Work to complete: Pick out each line with the word "marker" from the material that follows.

Data section:
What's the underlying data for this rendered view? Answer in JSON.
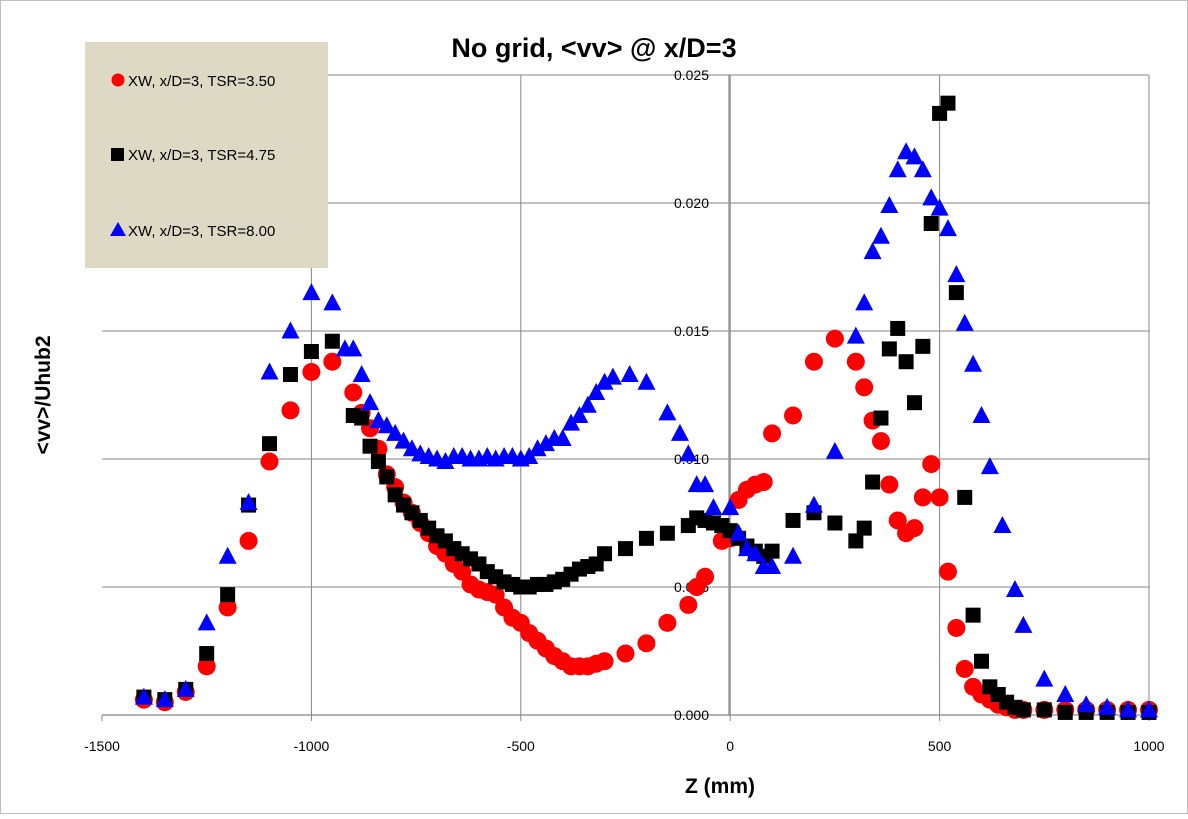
{
  "chart_data": {
    "type": "scatter",
    "title": "No grid, <vv> @ x/D=3",
    "xlabel": "Z (mm)",
    "ylabel": "<vv>/Uhub2",
    "xlim": [
      -1500,
      1000
    ],
    "ylim": [
      0.0,
      0.025
    ],
    "xticks": [
      -1500,
      -1000,
      -500,
      0,
      500,
      1000
    ],
    "xtick_labels": [
      "-1500",
      "-1000",
      "-500",
      "0",
      "500",
      "1000"
    ],
    "yticks": [
      0.0,
      0.005,
      0.01,
      0.015,
      0.02,
      0.025
    ],
    "ytick_labels": [
      "0.000",
      "0.005",
      "0.010",
      "0.015",
      "0.020",
      "0.025"
    ],
    "grid": true,
    "legend_position": "top-left",
    "plot_background": "#ffffff",
    "legend_background": "#ddd9c4",
    "series": [
      {
        "name": "XW, x/D=3, TSR=3.50",
        "marker": "circle",
        "color": "#ff0000",
        "points": [
          [
            -1400,
            0.0006
          ],
          [
            -1350,
            0.0005
          ],
          [
            -1300,
            0.0009
          ],
          [
            -1250,
            0.0019
          ],
          [
            -1200,
            0.0042
          ],
          [
            -1150,
            0.0068
          ],
          [
            -1100,
            0.0099
          ],
          [
            -1050,
            0.0119
          ],
          [
            -1000,
            0.0134
          ],
          [
            -950,
            0.0138
          ],
          [
            -900,
            0.0126
          ],
          [
            -880,
            0.0118
          ],
          [
            -860,
            0.0112
          ],
          [
            -840,
            0.0104
          ],
          [
            -820,
            0.0094
          ],
          [
            -800,
            0.0089
          ],
          [
            -780,
            0.0083
          ],
          [
            -760,
            0.0079
          ],
          [
            -740,
            0.0075
          ],
          [
            -720,
            0.0071
          ],
          [
            -700,
            0.0066
          ],
          [
            -680,
            0.0063
          ],
          [
            -660,
            0.0059
          ],
          [
            -640,
            0.0056
          ],
          [
            -620,
            0.0051
          ],
          [
            -600,
            0.0049
          ],
          [
            -580,
            0.0048
          ],
          [
            -560,
            0.0047
          ],
          [
            -540,
            0.0042
          ],
          [
            -520,
            0.0038
          ],
          [
            -500,
            0.0036
          ],
          [
            -480,
            0.0032
          ],
          [
            -460,
            0.0029
          ],
          [
            -440,
            0.0026
          ],
          [
            -420,
            0.0023
          ],
          [
            -400,
            0.0021
          ],
          [
            -380,
            0.0019
          ],
          [
            -360,
            0.0019
          ],
          [
            -340,
            0.0019
          ],
          [
            -320,
            0.002
          ],
          [
            -300,
            0.0021
          ],
          [
            -250,
            0.0024
          ],
          [
            -200,
            0.0028
          ],
          [
            -150,
            0.0036
          ],
          [
            -100,
            0.0043
          ],
          [
            -80,
            0.005
          ],
          [
            -60,
            0.0054
          ],
          [
            -20,
            0.0068
          ],
          [
            0,
            0.0069
          ],
          [
            20,
            0.0084
          ],
          [
            40,
            0.0088
          ],
          [
            60,
            0.009
          ],
          [
            80,
            0.0091
          ],
          [
            100,
            0.011
          ],
          [
            150,
            0.0117
          ],
          [
            200,
            0.0138
          ],
          [
            250,
            0.0147
          ],
          [
            300,
            0.0138
          ],
          [
            320,
            0.0128
          ],
          [
            340,
            0.0115
          ],
          [
            360,
            0.0107
          ],
          [
            380,
            0.009
          ],
          [
            400,
            0.0076
          ],
          [
            420,
            0.0071
          ],
          [
            440,
            0.0073
          ],
          [
            460,
            0.0085
          ],
          [
            480,
            0.0098
          ],
          [
            500,
            0.0085
          ],
          [
            520,
            0.0056
          ],
          [
            540,
            0.0034
          ],
          [
            560,
            0.0018
          ],
          [
            580,
            0.0011
          ],
          [
            600,
            0.0008
          ],
          [
            620,
            0.0006
          ],
          [
            640,
            0.0004
          ],
          [
            660,
            0.0003
          ],
          [
            680,
            0.0002
          ],
          [
            700,
            0.0002
          ],
          [
            750,
            0.0002
          ],
          [
            800,
            0.0002
          ],
          [
            850,
            0.0002
          ],
          [
            900,
            0.0002
          ],
          [
            950,
            0.0002
          ],
          [
            1000,
            0.0002
          ]
        ]
      },
      {
        "name": "XW, x/D=3, TSR=4.75",
        "marker": "square",
        "color": "#000000",
        "points": [
          [
            -1400,
            0.0007
          ],
          [
            -1350,
            0.0006
          ],
          [
            -1300,
            0.001
          ],
          [
            -1250,
            0.0024
          ],
          [
            -1200,
            0.0047
          ],
          [
            -1150,
            0.0082
          ],
          [
            -1100,
            0.0106
          ],
          [
            -1050,
            0.0133
          ],
          [
            -1000,
            0.0142
          ],
          [
            -950,
            0.0146
          ],
          [
            -900,
            0.0117
          ],
          [
            -880,
            0.0116
          ],
          [
            -860,
            0.0105
          ],
          [
            -840,
            0.0099
          ],
          [
            -820,
            0.0093
          ],
          [
            -800,
            0.0086
          ],
          [
            -780,
            0.0082
          ],
          [
            -760,
            0.0079
          ],
          [
            -740,
            0.0076
          ],
          [
            -720,
            0.0073
          ],
          [
            -700,
            0.007
          ],
          [
            -680,
            0.0068
          ],
          [
            -660,
            0.0065
          ],
          [
            -640,
            0.0063
          ],
          [
            -620,
            0.0061
          ],
          [
            -600,
            0.0059
          ],
          [
            -580,
            0.0056
          ],
          [
            -560,
            0.0054
          ],
          [
            -540,
            0.0052
          ],
          [
            -520,
            0.0051
          ],
          [
            -500,
            0.005
          ],
          [
            -480,
            0.005
          ],
          [
            -460,
            0.0051
          ],
          [
            -440,
            0.0051
          ],
          [
            -420,
            0.0052
          ],
          [
            -400,
            0.0053
          ],
          [
            -380,
            0.0055
          ],
          [
            -360,
            0.0057
          ],
          [
            -340,
            0.0058
          ],
          [
            -320,
            0.0059
          ],
          [
            -300,
            0.0063
          ],
          [
            -250,
            0.0065
          ],
          [
            -200,
            0.0069
          ],
          [
            -150,
            0.0071
          ],
          [
            -100,
            0.0074
          ],
          [
            -80,
            0.0077
          ],
          [
            -60,
            0.0076
          ],
          [
            -40,
            0.0075
          ],
          [
            -20,
            0.0074
          ],
          [
            0,
            0.0072
          ],
          [
            20,
            0.0069
          ],
          [
            40,
            0.0066
          ],
          [
            60,
            0.0064
          ],
          [
            80,
            0.0062
          ],
          [
            100,
            0.0064
          ],
          [
            150,
            0.0076
          ],
          [
            200,
            0.0079
          ],
          [
            250,
            0.0075
          ],
          [
            300,
            0.0068
          ],
          [
            320,
            0.0073
          ],
          [
            340,
            0.0091
          ],
          [
            360,
            0.0116
          ],
          [
            380,
            0.0143
          ],
          [
            400,
            0.0151
          ],
          [
            420,
            0.0138
          ],
          [
            440,
            0.0122
          ],
          [
            460,
            0.0144
          ],
          [
            480,
            0.0192
          ],
          [
            500,
            0.0235
          ],
          [
            520,
            0.0239
          ],
          [
            540,
            0.0165
          ],
          [
            560,
            0.0085
          ],
          [
            580,
            0.0039
          ],
          [
            600,
            0.0021
          ],
          [
            620,
            0.0011
          ],
          [
            640,
            0.0008
          ],
          [
            660,
            0.0005
          ],
          [
            680,
            0.0003
          ],
          [
            700,
            0.0002
          ],
          [
            750,
            0.0002
          ],
          [
            800,
            0.0001
          ],
          [
            850,
            0.0001
          ],
          [
            900,
            0.0001
          ],
          [
            950,
            0.0001
          ],
          [
            1000,
            0.0001
          ]
        ]
      },
      {
        "name": "XW, x/D=3, TSR=8.00",
        "marker": "triangle",
        "color": "#0000ff",
        "points": [
          [
            -1400,
            0.0007
          ],
          [
            -1350,
            0.0006
          ],
          [
            -1300,
            0.001
          ],
          [
            -1250,
            0.0036
          ],
          [
            -1200,
            0.0062
          ],
          [
            -1150,
            0.0083
          ],
          [
            -1100,
            0.0134
          ],
          [
            -1050,
            0.015
          ],
          [
            -1000,
            0.0165
          ],
          [
            -950,
            0.0161
          ],
          [
            -920,
            0.0143
          ],
          [
            -900,
            0.0143
          ],
          [
            -880,
            0.0133
          ],
          [
            -860,
            0.0122
          ],
          [
            -840,
            0.0115
          ],
          [
            -820,
            0.0113
          ],
          [
            -800,
            0.011
          ],
          [
            -780,
            0.0107
          ],
          [
            -760,
            0.0104
          ],
          [
            -740,
            0.0102
          ],
          [
            -720,
            0.0101
          ],
          [
            -700,
            0.01
          ],
          [
            -680,
            0.0099
          ],
          [
            -660,
            0.0101
          ],
          [
            -640,
            0.0101
          ],
          [
            -620,
            0.01
          ],
          [
            -600,
            0.01
          ],
          [
            -580,
            0.0101
          ],
          [
            -560,
            0.01
          ],
          [
            -540,
            0.0101
          ],
          [
            -520,
            0.0101
          ],
          [
            -500,
            0.01
          ],
          [
            -480,
            0.0101
          ],
          [
            -460,
            0.0104
          ],
          [
            -440,
            0.0106
          ],
          [
            -420,
            0.0108
          ],
          [
            -400,
            0.0108
          ],
          [
            -380,
            0.0114
          ],
          [
            -360,
            0.0117
          ],
          [
            -340,
            0.0121
          ],
          [
            -320,
            0.0126
          ],
          [
            -300,
            0.013
          ],
          [
            -280,
            0.0132
          ],
          [
            -240,
            0.0133
          ],
          [
            -200,
            0.013
          ],
          [
            -150,
            0.0118
          ],
          [
            -120,
            0.011
          ],
          [
            -100,
            0.0102
          ],
          [
            -80,
            0.009
          ],
          [
            -60,
            0.009
          ],
          [
            -40,
            0.0081
          ],
          [
            0,
            0.0081
          ],
          [
            20,
            0.0071
          ],
          [
            40,
            0.0065
          ],
          [
            60,
            0.0063
          ],
          [
            80,
            0.0058
          ],
          [
            100,
            0.0058
          ],
          [
            150,
            0.0062
          ],
          [
            200,
            0.0082
          ],
          [
            250,
            0.0103
          ],
          [
            300,
            0.0148
          ],
          [
            320,
            0.0161
          ],
          [
            340,
            0.0181
          ],
          [
            360,
            0.0187
          ],
          [
            380,
            0.0199
          ],
          [
            400,
            0.0213
          ],
          [
            420,
            0.022
          ],
          [
            440,
            0.0218
          ],
          [
            460,
            0.0213
          ],
          [
            480,
            0.0202
          ],
          [
            500,
            0.0198
          ],
          [
            520,
            0.019
          ],
          [
            540,
            0.0172
          ],
          [
            560,
            0.0153
          ],
          [
            580,
            0.0137
          ],
          [
            600,
            0.0117
          ],
          [
            620,
            0.0097
          ],
          [
            650,
            0.0074
          ],
          [
            680,
            0.0049
          ],
          [
            700,
            0.0035
          ],
          [
            750,
            0.0014
          ],
          [
            800,
            0.0008
          ],
          [
            850,
            0.0004
          ],
          [
            900,
            0.0003
          ],
          [
            950,
            0.0002
          ],
          [
            1000,
            0.0002
          ]
        ]
      }
    ]
  }
}
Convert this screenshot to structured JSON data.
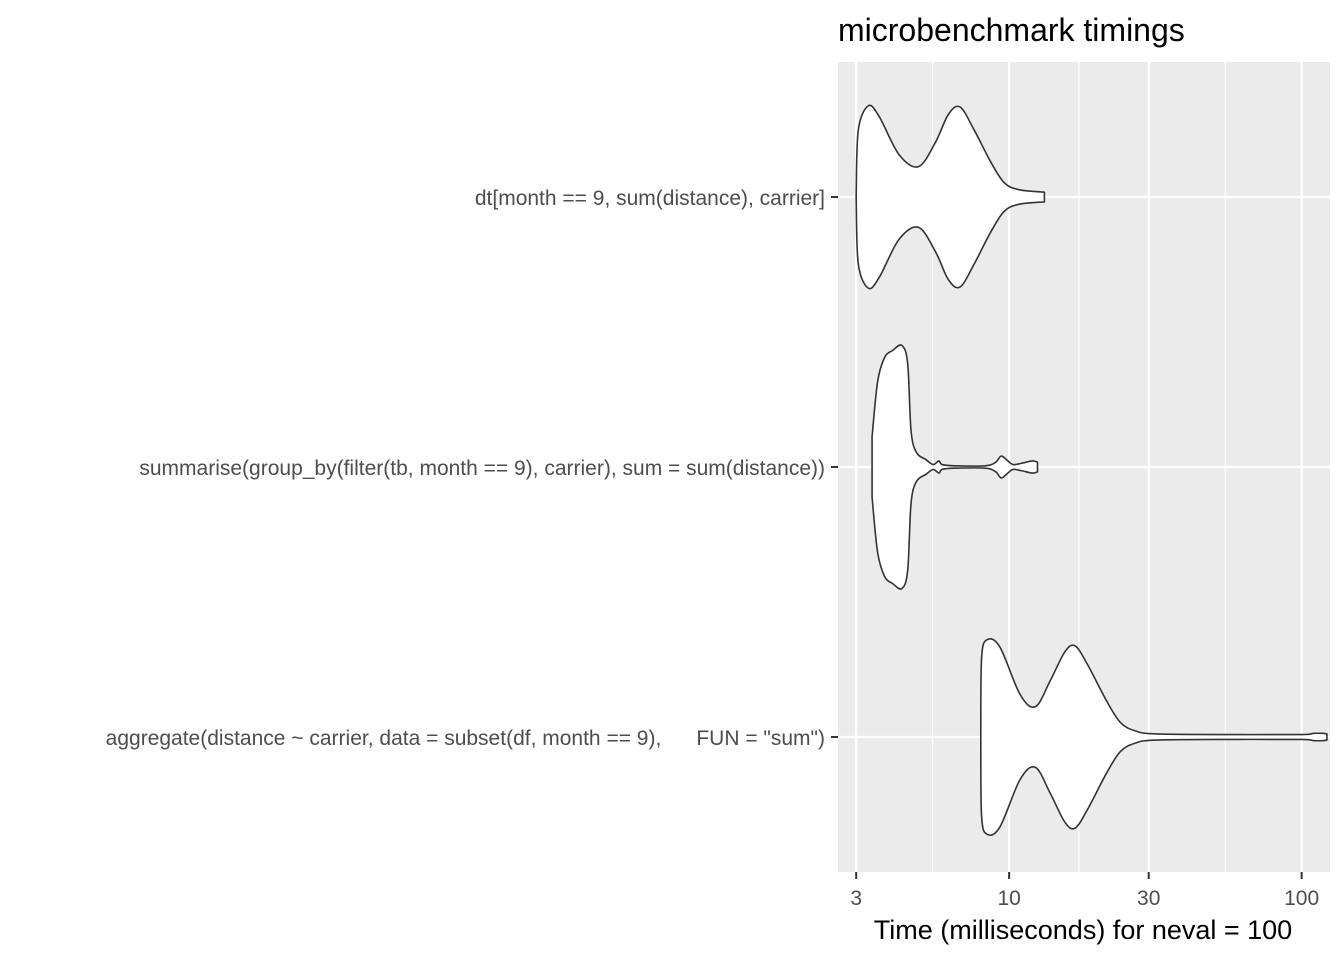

Task answer:
        "marker": "circle",
        "marker": "square",
        "marker": "triangle",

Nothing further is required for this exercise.